What is being asked: Report how many lines below contain the word "CORRELATION". Give only the number.
+ + + + + + +
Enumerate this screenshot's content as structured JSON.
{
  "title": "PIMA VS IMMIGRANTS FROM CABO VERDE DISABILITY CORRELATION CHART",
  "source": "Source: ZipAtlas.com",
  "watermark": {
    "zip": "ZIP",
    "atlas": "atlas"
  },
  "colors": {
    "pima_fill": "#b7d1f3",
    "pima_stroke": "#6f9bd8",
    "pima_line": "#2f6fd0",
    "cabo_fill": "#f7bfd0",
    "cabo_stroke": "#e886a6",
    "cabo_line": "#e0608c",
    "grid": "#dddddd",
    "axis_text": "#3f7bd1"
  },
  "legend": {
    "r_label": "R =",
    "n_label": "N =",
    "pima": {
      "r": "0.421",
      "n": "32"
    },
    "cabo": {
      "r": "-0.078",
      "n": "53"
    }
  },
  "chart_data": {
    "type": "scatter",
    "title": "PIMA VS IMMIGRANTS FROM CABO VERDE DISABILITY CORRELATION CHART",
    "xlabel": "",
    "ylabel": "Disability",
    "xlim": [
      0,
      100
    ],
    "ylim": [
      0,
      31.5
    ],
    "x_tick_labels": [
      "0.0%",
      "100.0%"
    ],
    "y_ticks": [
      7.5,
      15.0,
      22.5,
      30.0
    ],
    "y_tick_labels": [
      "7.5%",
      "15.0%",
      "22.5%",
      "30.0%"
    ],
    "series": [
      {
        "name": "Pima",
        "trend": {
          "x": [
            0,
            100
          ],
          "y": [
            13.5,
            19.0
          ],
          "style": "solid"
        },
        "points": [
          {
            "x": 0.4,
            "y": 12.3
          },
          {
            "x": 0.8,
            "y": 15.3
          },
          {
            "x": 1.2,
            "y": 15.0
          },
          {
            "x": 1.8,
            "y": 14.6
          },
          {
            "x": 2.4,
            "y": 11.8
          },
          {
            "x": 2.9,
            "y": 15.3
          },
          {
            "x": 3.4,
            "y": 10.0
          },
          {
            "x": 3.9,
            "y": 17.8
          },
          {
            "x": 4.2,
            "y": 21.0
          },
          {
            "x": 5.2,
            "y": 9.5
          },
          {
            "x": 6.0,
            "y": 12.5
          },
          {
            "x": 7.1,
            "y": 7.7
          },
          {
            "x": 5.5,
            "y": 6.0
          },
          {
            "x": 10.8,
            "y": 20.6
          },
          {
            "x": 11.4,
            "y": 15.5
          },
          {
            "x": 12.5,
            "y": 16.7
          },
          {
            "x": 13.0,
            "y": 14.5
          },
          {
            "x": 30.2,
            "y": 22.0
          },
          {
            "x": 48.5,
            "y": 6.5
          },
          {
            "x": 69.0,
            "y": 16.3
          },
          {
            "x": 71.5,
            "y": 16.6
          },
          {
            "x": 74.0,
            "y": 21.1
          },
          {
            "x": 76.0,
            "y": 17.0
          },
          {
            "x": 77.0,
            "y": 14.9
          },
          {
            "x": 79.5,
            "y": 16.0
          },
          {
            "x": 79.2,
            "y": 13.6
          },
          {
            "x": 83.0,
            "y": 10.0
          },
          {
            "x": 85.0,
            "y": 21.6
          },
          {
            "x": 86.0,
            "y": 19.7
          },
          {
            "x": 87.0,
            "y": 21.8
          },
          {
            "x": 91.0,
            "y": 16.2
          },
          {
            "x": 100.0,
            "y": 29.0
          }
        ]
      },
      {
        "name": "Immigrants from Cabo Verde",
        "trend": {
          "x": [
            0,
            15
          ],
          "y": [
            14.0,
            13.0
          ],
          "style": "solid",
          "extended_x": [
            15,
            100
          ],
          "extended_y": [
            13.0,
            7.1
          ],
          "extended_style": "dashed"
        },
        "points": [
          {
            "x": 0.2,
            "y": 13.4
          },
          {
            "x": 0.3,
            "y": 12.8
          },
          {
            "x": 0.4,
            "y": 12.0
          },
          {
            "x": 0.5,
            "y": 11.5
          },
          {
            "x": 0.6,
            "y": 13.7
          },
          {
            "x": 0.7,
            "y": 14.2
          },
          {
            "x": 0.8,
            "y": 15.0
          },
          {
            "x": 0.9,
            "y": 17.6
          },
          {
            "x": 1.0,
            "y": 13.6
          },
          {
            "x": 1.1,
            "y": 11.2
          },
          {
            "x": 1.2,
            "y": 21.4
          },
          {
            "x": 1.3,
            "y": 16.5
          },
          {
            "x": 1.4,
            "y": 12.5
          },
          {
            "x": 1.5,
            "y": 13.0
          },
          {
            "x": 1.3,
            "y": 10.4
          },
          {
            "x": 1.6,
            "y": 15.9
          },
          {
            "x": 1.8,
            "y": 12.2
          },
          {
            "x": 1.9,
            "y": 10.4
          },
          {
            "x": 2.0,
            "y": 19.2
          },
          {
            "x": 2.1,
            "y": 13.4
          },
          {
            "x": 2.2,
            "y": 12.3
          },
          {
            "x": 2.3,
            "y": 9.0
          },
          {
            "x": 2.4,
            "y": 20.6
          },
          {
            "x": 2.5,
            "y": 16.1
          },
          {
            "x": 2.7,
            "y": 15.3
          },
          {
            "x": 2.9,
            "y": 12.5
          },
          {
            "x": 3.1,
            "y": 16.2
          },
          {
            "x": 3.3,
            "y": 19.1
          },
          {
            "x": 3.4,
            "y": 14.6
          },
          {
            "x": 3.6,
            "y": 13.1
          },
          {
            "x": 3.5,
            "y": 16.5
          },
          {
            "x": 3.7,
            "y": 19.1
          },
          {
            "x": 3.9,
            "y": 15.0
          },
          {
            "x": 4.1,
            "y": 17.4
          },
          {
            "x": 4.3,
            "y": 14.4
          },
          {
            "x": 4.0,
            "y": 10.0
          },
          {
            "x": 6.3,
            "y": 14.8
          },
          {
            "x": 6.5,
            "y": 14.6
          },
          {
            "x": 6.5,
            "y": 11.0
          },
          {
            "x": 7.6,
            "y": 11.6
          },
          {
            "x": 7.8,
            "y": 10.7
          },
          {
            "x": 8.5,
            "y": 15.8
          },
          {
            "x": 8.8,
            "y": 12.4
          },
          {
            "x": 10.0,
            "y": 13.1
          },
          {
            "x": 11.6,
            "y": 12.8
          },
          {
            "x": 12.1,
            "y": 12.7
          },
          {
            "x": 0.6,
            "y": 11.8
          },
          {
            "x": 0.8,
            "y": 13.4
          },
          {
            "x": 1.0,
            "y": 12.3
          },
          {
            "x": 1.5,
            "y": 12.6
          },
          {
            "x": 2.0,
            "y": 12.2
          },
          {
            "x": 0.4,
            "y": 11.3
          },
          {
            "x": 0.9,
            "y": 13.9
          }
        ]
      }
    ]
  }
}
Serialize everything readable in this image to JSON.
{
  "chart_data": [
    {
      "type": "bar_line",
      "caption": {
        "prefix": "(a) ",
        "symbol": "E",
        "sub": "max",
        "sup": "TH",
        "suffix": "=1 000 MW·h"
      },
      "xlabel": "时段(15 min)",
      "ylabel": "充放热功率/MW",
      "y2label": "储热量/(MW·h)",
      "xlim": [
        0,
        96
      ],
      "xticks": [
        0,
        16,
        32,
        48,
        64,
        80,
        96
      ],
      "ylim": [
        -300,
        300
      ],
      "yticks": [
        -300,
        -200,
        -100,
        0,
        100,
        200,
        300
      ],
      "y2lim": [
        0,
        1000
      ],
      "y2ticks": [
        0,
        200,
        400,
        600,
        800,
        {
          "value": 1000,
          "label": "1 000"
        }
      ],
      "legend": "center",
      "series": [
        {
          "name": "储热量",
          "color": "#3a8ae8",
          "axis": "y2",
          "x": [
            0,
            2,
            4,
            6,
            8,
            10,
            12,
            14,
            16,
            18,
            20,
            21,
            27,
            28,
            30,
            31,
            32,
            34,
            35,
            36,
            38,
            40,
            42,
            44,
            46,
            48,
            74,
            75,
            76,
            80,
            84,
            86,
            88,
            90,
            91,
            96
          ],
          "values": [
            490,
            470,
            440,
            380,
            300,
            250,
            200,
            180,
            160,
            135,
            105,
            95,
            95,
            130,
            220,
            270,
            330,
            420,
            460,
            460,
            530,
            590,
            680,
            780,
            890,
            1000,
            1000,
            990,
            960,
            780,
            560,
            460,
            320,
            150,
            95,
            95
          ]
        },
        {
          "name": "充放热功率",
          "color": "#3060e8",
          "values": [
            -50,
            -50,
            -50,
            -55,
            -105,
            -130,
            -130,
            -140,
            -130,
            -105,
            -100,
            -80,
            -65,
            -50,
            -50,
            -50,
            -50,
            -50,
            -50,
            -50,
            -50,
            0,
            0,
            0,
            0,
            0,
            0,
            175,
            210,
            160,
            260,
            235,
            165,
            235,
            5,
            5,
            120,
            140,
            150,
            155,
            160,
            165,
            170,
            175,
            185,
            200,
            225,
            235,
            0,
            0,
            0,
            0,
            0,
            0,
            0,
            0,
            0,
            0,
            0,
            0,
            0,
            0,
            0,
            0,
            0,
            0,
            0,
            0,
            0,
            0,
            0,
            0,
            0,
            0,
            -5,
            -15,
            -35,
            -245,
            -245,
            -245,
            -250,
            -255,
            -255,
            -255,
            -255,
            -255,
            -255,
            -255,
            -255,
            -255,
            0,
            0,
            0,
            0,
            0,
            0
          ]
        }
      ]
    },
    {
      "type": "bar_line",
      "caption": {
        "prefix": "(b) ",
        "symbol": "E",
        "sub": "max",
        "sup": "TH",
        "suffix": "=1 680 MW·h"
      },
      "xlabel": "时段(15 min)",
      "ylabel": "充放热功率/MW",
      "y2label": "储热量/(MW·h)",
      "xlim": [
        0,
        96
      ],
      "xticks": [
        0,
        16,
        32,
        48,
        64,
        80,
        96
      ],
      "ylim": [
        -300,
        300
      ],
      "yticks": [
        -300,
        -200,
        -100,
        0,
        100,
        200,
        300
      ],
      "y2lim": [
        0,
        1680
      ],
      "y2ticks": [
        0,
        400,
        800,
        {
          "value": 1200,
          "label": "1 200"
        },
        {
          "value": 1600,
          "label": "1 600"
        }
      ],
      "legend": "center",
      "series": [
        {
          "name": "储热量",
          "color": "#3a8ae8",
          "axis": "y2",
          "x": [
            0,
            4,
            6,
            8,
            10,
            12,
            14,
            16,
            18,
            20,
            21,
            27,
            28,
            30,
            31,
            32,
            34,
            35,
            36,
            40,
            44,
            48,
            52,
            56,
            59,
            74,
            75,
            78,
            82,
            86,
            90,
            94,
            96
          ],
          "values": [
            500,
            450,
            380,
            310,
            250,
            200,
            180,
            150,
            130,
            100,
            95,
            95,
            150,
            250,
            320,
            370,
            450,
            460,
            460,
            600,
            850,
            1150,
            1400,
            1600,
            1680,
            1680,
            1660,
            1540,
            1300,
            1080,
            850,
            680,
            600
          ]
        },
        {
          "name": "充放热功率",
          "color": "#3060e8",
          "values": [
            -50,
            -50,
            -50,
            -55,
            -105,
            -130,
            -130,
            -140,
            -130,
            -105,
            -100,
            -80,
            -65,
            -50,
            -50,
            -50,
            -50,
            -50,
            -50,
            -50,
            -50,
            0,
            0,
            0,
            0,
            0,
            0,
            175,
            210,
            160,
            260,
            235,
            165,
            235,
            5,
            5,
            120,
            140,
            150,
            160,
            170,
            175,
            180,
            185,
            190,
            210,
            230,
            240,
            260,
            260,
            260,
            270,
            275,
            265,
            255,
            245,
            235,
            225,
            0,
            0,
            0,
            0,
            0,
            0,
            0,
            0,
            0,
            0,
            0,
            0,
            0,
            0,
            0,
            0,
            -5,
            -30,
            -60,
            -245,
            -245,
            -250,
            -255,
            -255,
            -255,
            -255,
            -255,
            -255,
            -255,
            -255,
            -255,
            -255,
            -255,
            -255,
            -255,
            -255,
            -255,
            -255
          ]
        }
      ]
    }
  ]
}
+ + + + + + +
In response: 2